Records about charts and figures
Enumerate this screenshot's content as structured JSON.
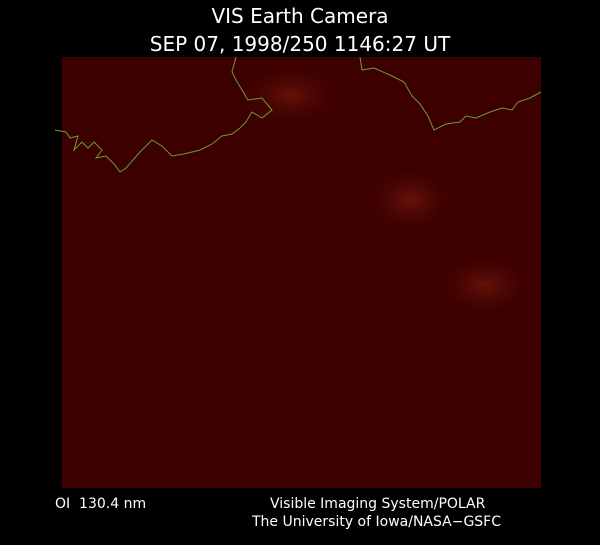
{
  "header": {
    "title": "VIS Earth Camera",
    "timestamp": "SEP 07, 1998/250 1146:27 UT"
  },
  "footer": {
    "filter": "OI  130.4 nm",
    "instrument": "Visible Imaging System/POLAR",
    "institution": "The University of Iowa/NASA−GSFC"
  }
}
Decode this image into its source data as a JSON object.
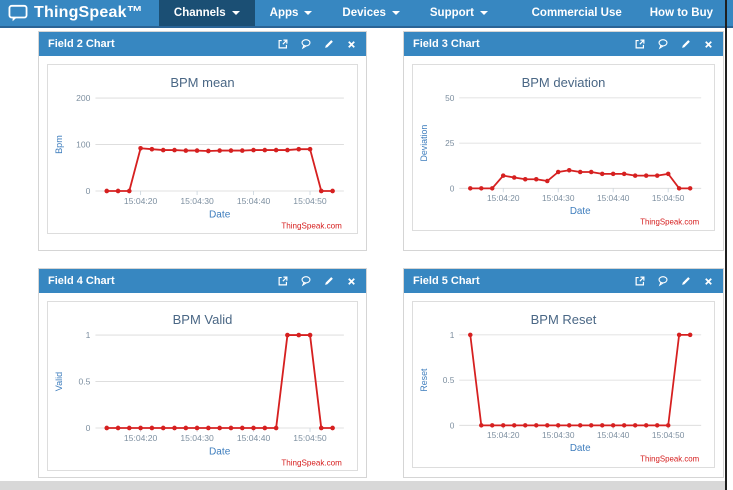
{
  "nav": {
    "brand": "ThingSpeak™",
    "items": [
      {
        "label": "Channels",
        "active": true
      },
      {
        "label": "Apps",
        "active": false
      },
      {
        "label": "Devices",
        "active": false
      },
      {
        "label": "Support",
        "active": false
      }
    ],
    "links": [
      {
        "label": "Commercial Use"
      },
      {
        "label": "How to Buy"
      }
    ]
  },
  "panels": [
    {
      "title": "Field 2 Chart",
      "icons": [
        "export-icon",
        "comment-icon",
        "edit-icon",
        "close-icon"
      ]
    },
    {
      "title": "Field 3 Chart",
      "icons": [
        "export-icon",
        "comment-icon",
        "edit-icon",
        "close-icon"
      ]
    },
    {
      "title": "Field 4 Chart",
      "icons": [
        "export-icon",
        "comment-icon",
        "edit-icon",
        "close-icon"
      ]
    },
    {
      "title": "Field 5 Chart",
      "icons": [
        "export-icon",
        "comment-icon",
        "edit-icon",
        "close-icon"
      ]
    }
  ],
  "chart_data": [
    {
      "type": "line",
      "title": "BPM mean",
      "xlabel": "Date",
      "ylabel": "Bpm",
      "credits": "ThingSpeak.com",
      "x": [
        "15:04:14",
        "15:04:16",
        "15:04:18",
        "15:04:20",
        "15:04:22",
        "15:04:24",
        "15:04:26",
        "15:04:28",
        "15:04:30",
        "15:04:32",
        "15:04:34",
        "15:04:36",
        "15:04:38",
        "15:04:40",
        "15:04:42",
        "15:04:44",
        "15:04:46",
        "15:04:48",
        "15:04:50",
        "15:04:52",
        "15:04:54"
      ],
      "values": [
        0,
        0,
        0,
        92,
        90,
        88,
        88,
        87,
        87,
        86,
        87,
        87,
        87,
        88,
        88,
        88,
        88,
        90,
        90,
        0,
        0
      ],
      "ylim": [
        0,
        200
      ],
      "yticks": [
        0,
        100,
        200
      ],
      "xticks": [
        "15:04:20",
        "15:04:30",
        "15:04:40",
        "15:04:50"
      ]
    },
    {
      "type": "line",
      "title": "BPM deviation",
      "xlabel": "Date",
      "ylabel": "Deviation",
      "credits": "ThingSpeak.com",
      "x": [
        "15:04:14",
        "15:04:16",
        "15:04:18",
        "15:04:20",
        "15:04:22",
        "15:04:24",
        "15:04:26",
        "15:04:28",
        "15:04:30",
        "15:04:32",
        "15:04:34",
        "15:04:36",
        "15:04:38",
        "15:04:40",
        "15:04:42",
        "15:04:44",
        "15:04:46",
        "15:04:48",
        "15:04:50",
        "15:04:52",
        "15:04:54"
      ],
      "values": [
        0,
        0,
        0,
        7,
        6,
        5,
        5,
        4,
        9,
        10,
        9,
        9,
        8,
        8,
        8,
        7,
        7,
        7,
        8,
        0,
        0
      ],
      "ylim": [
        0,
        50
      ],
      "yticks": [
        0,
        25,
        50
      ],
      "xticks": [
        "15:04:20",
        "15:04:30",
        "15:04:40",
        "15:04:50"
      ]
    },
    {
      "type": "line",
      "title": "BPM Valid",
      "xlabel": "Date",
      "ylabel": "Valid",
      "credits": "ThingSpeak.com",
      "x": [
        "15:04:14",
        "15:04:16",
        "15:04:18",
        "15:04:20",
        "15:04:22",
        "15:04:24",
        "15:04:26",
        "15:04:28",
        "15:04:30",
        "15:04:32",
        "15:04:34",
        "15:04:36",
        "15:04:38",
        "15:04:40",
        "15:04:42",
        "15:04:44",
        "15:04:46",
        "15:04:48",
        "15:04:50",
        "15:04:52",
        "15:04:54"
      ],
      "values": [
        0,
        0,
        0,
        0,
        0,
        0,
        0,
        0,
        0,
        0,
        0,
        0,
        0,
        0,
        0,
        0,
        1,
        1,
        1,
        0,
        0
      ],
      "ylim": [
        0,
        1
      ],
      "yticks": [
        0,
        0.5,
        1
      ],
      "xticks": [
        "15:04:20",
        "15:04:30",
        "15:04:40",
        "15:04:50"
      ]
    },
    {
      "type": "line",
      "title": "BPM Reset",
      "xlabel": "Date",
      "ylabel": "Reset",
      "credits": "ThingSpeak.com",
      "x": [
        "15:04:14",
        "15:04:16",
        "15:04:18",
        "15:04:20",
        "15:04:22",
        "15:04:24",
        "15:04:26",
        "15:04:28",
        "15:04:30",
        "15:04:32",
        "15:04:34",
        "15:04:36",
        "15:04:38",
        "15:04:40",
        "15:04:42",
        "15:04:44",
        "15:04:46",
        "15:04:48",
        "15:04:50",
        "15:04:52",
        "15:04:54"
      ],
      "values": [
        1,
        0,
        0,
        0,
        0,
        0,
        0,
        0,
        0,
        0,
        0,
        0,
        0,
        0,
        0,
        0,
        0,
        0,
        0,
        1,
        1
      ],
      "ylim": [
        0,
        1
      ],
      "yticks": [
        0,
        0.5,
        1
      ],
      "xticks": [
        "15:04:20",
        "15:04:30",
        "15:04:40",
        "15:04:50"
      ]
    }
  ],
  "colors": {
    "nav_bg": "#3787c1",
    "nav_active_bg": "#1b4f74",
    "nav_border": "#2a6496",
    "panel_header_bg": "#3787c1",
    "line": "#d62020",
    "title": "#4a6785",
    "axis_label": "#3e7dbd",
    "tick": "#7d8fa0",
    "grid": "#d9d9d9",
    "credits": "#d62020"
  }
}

| Task brief |
In the records above, find each line holding "title" and copy it.

| Solution below |
    "title": "VIS Earth Camera",
      "title": "Field 2 Chart",
      "title": "Field 3 Chart",
      "title": "Field 4 Chart",
      "title": "Field 5 Chart",
      "title": "BPM mean",
      "title": "BPM deviation",
      "title": "BPM Valid",
      "title": "BPM Reset",
    "title": "#4a6785",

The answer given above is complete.